WORK TO COMPLETE | Identify all lines below that hold "Pedagogica" and collect them.

((

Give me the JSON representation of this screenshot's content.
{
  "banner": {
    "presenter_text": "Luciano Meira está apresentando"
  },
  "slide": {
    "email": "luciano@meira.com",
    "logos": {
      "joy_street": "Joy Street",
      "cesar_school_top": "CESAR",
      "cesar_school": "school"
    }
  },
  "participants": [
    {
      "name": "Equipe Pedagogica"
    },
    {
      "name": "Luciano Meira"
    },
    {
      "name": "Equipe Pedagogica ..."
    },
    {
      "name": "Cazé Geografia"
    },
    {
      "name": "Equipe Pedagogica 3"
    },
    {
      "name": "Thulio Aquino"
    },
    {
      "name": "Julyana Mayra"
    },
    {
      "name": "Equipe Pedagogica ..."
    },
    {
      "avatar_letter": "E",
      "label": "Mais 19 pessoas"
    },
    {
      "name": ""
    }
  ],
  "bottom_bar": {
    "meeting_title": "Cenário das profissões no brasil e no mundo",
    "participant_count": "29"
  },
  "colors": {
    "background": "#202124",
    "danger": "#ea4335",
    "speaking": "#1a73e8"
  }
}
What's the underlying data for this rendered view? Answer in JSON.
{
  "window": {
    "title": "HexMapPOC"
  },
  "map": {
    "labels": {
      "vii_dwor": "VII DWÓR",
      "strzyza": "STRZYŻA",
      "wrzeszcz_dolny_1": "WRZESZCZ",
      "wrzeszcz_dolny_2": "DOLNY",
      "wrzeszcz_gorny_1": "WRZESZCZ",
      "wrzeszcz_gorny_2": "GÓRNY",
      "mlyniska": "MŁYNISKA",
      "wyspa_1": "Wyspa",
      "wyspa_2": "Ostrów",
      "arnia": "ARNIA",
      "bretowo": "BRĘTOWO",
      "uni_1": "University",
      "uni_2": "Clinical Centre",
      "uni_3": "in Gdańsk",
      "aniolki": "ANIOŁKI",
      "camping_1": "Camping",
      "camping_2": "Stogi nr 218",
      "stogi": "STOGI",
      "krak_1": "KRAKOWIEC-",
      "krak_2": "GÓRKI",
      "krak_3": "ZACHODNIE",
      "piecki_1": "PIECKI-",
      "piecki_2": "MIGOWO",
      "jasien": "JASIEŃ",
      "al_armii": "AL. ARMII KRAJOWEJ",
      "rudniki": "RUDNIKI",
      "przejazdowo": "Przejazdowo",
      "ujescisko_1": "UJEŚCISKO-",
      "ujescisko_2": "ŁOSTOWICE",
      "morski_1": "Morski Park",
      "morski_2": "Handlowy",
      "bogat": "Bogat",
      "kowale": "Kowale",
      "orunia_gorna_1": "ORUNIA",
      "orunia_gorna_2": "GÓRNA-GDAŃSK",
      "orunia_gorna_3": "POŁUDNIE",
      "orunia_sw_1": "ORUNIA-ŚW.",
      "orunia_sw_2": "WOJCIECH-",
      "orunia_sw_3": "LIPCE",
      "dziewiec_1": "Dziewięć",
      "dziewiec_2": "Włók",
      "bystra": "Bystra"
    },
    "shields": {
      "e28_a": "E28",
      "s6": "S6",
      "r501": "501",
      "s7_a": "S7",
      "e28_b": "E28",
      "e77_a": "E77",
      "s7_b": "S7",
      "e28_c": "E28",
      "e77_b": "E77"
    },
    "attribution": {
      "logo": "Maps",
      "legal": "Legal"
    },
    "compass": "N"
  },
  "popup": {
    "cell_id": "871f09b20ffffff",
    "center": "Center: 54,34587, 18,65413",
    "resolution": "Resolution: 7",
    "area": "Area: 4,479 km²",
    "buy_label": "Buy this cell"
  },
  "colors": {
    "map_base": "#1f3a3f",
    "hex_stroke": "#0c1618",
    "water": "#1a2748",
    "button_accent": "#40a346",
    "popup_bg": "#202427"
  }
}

))

TASK SOLUTION |
      "name": "Equipe Pedagogica"
      "name": "Equipe Pedagogica ..."
      "name": "Equipe Pedagogica 3"
      "name": "Equipe Pedagogica ..."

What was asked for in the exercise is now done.